**Goal**
Write the material out again in full, exactly.

##### Extracted material #####

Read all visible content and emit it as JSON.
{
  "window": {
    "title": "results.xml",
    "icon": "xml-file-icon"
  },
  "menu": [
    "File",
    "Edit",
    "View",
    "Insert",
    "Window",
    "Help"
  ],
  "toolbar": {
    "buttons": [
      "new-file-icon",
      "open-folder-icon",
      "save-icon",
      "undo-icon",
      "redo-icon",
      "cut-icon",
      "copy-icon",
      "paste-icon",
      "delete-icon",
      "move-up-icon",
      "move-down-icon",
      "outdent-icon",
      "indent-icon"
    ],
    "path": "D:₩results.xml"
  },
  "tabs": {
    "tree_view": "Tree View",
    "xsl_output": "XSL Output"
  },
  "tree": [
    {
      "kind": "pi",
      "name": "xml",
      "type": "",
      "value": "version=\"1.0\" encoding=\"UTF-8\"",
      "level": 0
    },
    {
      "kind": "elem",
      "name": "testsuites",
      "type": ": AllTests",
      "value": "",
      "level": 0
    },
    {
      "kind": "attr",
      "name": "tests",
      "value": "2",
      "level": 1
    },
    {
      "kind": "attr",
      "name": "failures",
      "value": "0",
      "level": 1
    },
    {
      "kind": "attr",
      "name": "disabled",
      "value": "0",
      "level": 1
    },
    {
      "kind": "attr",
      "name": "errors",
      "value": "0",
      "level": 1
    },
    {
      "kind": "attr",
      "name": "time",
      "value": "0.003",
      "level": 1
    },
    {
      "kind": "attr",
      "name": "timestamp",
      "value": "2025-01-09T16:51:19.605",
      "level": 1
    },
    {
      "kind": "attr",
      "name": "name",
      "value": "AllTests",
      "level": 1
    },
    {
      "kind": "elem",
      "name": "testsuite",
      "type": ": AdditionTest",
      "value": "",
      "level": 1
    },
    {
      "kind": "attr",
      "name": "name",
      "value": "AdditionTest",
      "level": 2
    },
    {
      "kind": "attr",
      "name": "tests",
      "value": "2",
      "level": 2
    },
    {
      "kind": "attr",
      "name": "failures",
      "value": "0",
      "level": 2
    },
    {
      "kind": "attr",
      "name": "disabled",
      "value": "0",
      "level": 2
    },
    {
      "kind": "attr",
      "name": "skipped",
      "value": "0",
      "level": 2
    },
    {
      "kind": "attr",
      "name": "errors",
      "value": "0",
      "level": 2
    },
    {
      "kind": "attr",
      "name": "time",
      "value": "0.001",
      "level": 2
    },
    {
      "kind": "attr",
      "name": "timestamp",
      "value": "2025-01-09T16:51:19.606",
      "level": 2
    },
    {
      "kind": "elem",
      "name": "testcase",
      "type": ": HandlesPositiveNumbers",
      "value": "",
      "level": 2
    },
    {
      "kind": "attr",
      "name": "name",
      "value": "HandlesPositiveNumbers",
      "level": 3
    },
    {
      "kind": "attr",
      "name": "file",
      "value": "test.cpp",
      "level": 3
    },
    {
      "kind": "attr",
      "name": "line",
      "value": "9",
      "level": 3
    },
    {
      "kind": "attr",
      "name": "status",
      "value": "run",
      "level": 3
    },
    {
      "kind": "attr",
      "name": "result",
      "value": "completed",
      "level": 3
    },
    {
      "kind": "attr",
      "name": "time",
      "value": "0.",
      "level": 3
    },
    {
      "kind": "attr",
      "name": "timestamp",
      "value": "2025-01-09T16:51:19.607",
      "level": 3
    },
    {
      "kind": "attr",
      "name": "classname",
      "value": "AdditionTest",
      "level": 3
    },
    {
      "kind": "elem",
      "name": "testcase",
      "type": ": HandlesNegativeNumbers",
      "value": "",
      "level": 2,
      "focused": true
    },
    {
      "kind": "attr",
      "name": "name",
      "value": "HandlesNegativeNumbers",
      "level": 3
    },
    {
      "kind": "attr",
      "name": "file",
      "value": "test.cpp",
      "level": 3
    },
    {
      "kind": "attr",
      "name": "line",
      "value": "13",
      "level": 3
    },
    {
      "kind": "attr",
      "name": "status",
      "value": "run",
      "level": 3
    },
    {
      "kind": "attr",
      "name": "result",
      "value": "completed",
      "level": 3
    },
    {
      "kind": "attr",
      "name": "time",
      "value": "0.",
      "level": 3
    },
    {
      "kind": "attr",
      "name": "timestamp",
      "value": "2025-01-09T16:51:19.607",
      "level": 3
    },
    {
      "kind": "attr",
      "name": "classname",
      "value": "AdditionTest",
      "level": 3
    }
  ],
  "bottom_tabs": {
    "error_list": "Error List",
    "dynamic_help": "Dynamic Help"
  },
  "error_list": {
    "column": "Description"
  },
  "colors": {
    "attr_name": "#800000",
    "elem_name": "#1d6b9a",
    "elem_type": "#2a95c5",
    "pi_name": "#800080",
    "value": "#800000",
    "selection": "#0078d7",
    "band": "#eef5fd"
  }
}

#####

**Response**
Read all visible content and emit it as JSON.
{
  "window": {
    "title": "results.xml",
    "icon": "xml-file-icon"
  },
  "menu": [
    "File",
    "Edit",
    "View",
    "Insert",
    "Window",
    "Help"
  ],
  "toolbar": {
    "buttons": [
      "new-file-icon",
      "open-folder-icon",
      "save-icon",
      "undo-icon",
      "redo-icon",
      "cut-icon",
      "copy-icon",
      "paste-icon",
      "delete-icon",
      "move-up-icon",
      "move-down-icon",
      "outdent-icon",
      "indent-icon"
    ],
    "path": "D:₩results.xml"
  },
  "tabs": {
    "tree_view": "Tree View",
    "xsl_output": "XSL Output"
  },
  "tree": [
    {
      "kind": "pi",
      "name": "xml",
      "type": "",
      "value": "version=\"1.0\" encoding=\"UTF-8\"",
      "level": 0
    },
    {
      "kind": "elem",
      "name": "testsuites",
      "type": ": AllTests",
      "value": "",
      "level": 0
    },
    {
      "kind": "attr",
      "name": "tests",
      "value": "2",
      "level": 1
    },
    {
      "kind": "attr",
      "name": "failures",
      "value": "0",
      "level": 1
    },
    {
      "kind": "attr",
      "name": "disabled",
      "value": "0",
      "level": 1
    },
    {
      "kind": "attr",
      "name": "errors",
      "value": "0",
      "level": 1
    },
    {
      "kind": "attr",
      "name": "time",
      "value": "0.003",
      "level": 1
    },
    {
      "kind": "attr",
      "name": "timestamp",
      "value": "2025-01-09T16:51:19.605",
      "level": 1
    },
    {
      "kind": "attr",
      "name": "name",
      "value": "AllTests",
      "level": 1
    },
    {
      "kind": "elem",
      "name": "testsuite",
      "type": ": AdditionTest",
      "value": "",
      "level": 1
    },
    {
      "kind": "attr",
      "name": "name",
      "value": "AdditionTest",
      "level": 2
    },
    {
      "kind": "attr",
      "name": "tests",
      "value": "2",
      "level": 2
    },
    {
      "kind": "attr",
      "name": "failures",
      "value": "0",
      "level": 2
    },
    {
      "kind": "attr",
      "name": "disabled",
      "value": "0",
      "level": 2
    },
    {
      "kind": "attr",
      "name": "skipped",
      "value": "0",
      "level": 2
    },
    {
      "kind": "attr",
      "name": "errors",
      "value": "0",
      "level": 2
    },
    {
      "kind": "attr",
      "name": "time",
      "value": "0.001",
      "level": 2
    },
    {
      "kind": "attr",
      "name": "timestamp",
      "value": "2025-01-09T16:51:19.606",
      "level": 2
    },
    {
      "kind": "elem",
      "name": "testcase",
      "type": ": HandlesPositiveNumbers",
      "value": "",
      "level": 2
    },
    {
      "kind": "attr",
      "name": "name",
      "value": "HandlesPositiveNumbers",
      "level": 3
    },
    {
      "kind": "attr",
      "name": "file",
      "value": "test.cpp",
      "level": 3
    },
    {
      "kind": "attr",
      "name": "line",
      "value": "9",
      "level": 3
    },
    {
      "kind": "attr",
      "name": "status",
      "value": "run",
      "level": 3
    },
    {
      "kind": "attr",
      "name": "result",
      "value": "completed",
      "level": 3
    },
    {
      "kind": "attr",
      "name": "time",
      "value": "0.",
      "level": 3
    },
    {
      "kind": "attr",
      "name": "timestamp",
      "value": "2025-01-09T16:51:19.607",
      "level": 3
    },
    {
      "kind": "attr",
      "name": "classname",
      "value": "AdditionTest",
      "level": 3
    },
    {
      "kind": "elem",
      "name": "testcase",
      "type": ": HandlesNegativeNumbers",
      "value": "",
      "level": 2,
      "focused": true
    },
    {
      "kind": "attr",
      "name": "name",
      "value": "HandlesNegativeNumbers",
      "level": 3
    },
    {
      "kind": "attr",
      "name": "file",
      "value": "test.cpp",
      "level": 3
    },
    {
      "kind": "attr",
      "name": "line",
      "value": "13",
      "level": 3
    },
    {
      "kind": "attr",
      "name": "status",
      "value": "run",
      "level": 3
    },
    {
      "kind": "attr",
      "name": "result",
      "value": "completed",
      "level": 3
    },
    {
      "kind": "attr",
      "name": "time",
      "value": "0.",
      "level": 3
    },
    {
      "kind": "attr",
      "name": "timestamp",
      "value": "2025-01-09T16:51:19.607",
      "level": 3
    },
    {
      "kind": "attr",
      "name": "classname",
      "value": "AdditionTest",
      "level": 3
    }
  ],
  "bottom_tabs": {
    "error_list": "Error List",
    "dynamic_help": "Dynamic Help"
  },
  "error_list": {
    "column": "Description"
  },
  "colors": {
    "attr_name": "#800000",
    "elem_name": "#1d6b9a",
    "elem_type": "#2a95c5",
    "pi_name": "#800080",
    "value": "#800000",
    "selection": "#0078d7",
    "band": "#eef5fd"
  }
}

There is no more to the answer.